#### TO BE DONE:
Reproduce every line of the listing below word for word, leaving out the pictures.

#### Collection entries:
######
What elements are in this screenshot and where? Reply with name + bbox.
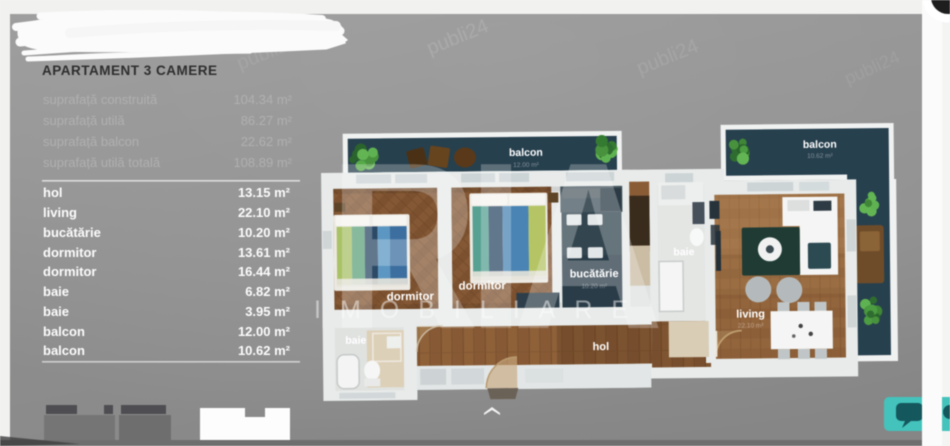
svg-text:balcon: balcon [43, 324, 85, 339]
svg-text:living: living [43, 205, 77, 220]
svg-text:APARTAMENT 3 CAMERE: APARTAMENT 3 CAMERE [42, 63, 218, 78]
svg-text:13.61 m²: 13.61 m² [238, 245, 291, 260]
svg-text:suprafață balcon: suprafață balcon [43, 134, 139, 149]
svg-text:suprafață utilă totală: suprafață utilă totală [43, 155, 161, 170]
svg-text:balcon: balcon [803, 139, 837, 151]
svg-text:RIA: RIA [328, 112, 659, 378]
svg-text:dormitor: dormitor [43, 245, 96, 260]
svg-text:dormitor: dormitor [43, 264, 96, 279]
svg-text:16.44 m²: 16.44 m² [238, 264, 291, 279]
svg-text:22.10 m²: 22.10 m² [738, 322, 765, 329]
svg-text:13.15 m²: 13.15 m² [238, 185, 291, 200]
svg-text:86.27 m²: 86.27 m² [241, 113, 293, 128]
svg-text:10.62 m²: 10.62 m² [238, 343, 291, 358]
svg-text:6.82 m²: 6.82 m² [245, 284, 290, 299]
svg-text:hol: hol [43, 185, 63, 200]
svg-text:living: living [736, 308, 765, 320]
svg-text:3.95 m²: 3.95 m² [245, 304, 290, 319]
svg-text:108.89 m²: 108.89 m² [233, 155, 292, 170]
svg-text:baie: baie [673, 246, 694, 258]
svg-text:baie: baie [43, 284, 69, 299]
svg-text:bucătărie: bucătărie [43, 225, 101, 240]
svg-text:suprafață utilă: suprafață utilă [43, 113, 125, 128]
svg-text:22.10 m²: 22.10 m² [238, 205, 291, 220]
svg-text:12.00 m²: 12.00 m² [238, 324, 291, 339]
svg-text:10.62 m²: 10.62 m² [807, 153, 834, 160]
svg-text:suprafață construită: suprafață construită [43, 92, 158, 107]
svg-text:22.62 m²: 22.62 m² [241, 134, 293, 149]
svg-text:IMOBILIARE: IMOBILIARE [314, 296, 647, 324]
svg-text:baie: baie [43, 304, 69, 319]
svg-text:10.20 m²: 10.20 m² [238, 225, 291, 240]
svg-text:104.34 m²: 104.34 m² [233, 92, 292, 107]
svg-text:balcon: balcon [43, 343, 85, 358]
######
#### RESULT OF THE TASK:
What elements are in this screenshot and where? Reply with name + bbox.
svg-text:balcon: balcon [43, 324, 85, 339]
svg-text:living: living [43, 205, 77, 220]
svg-text:APARTAMENT 3 CAMERE: APARTAMENT 3 CAMERE [42, 63, 218, 78]
svg-text:13.61 m²: 13.61 m² [238, 245, 291, 260]
svg-text:suprafață balcon: suprafață balcon [43, 134, 139, 149]
svg-text:suprafață utilă totală: suprafață utilă totală [43, 155, 161, 170]
svg-text:balcon: balcon [803, 139, 837, 151]
svg-text:RIA: RIA [328, 112, 659, 378]
svg-text:dormitor: dormitor [43, 245, 96, 260]
svg-text:dormitor: dormitor [43, 264, 96, 279]
svg-text:16.44 m²: 16.44 m² [238, 264, 291, 279]
svg-text:22.10 m²: 22.10 m² [738, 322, 765, 329]
svg-text:13.15 m²: 13.15 m² [238, 185, 291, 200]
svg-text:86.27 m²: 86.27 m² [241, 113, 293, 128]
svg-text:10.62 m²: 10.62 m² [238, 343, 291, 358]
svg-text:6.82 m²: 6.82 m² [245, 284, 290, 299]
svg-text:hol: hol [43, 185, 63, 200]
svg-text:living: living [736, 308, 765, 320]
svg-text:3.95 m²: 3.95 m² [245, 304, 290, 319]
svg-text:108.89 m²: 108.89 m² [233, 155, 292, 170]
svg-text:baie: baie [673, 246, 694, 258]
svg-text:baie: baie [43, 284, 69, 299]
svg-text:bucătărie: bucătărie [43, 225, 101, 240]
svg-text:suprafață utilă: suprafață utilă [43, 113, 125, 128]
svg-text:22.10 m²: 22.10 m² [238, 205, 291, 220]
svg-text:12.00 m²: 12.00 m² [238, 324, 291, 339]
svg-text:10.62 m²: 10.62 m² [807, 153, 834, 160]
svg-text:suprafață construită: suprafață construită [43, 92, 158, 107]
svg-text:22.62 m²: 22.62 m² [241, 134, 293, 149]
svg-text:IMOBILIARE: IMOBILIARE [314, 296, 647, 324]
svg-text:baie: baie [43, 304, 69, 319]
svg-text:10.20 m²: 10.20 m² [238, 225, 291, 240]
svg-text:104.34 m²: 104.34 m² [233, 92, 292, 107]
svg-text:balcon: balcon [43, 343, 85, 358]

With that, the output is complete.